Need formula to extract a numeric value from a free-format tex
On Mon, 20 Jul 2009 13:16:01 -0700, Eric_NY
wrote:
I see what you mean.
The problem I was getting was that the "\b" was excluding some cases that I
found in my data (such as "SR1234567" and "1234567remedy"). there were other
cases with a non-space immediately adjacent to the 7-digit sequence. So I
just took out the "\b" part of the pattern.
Aha. I see the problem. It's possible (but not necessary in view of what you
wrote below) to account for that. For example, one could look for the 7 digits
to be bounded by either a non-digit or the beginning or end of the line.
(I was also embarrassed when I presented the results and realized that my
7-digit numbers actually began at 987262 - i.e., a 6-digit number, so not all
of them were in fact 7 digits. So my logic was wrong and I missed one that I
should have found.)
Again, if you required a permanent solution, that could be adjusted for.
But for my current purposes this is good enough.
They do say that "perfect is the enemy of good enough" :-)
I'm doing a one-time
analysis of several thousand records, and don't need to develop a permanent,
perfect solution. I revised the regular expression to be "good enough"
considering the data that I saw in front of me.
Many thanks for your help.
Glad to. I learn also. Thanks for the feedback.
--ron
|

▶ **Data records**:
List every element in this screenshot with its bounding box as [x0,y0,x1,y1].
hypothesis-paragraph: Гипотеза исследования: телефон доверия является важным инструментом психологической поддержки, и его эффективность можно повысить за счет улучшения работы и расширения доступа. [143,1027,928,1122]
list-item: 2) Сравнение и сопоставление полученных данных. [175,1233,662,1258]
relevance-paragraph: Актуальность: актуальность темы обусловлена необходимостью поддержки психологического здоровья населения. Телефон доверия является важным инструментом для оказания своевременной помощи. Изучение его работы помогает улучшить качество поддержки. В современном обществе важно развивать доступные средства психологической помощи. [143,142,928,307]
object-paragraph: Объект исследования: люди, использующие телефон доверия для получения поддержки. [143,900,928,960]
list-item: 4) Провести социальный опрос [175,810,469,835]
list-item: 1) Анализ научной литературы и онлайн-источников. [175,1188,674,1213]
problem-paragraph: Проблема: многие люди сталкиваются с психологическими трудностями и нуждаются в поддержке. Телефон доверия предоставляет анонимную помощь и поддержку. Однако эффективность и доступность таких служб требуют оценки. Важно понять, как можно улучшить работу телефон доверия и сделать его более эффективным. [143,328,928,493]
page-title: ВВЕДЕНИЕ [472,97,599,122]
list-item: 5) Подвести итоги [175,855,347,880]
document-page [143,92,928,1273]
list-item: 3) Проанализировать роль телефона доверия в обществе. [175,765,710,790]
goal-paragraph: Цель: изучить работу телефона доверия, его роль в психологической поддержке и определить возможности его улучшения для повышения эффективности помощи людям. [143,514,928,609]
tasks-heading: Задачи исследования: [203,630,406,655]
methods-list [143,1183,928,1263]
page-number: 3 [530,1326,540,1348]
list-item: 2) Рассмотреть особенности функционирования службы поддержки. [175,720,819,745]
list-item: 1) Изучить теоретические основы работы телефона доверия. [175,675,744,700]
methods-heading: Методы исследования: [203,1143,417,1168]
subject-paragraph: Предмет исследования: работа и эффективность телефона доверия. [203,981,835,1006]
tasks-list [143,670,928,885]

▶ **Direction**:
Reproduce, word for word, the part of the regex thread starting with "I'm doing a" and going on through "for your help.". The listing is separate material, unrelated to the regex thread.

▶ **Complete output**:
I'm doing a one-time
analysis of several thousand records, and don't need to develop a permanent,
perfect solution. I revised the regular expression to be "good enough"
considering the data that I saw in front of me.
Many thanks for your help.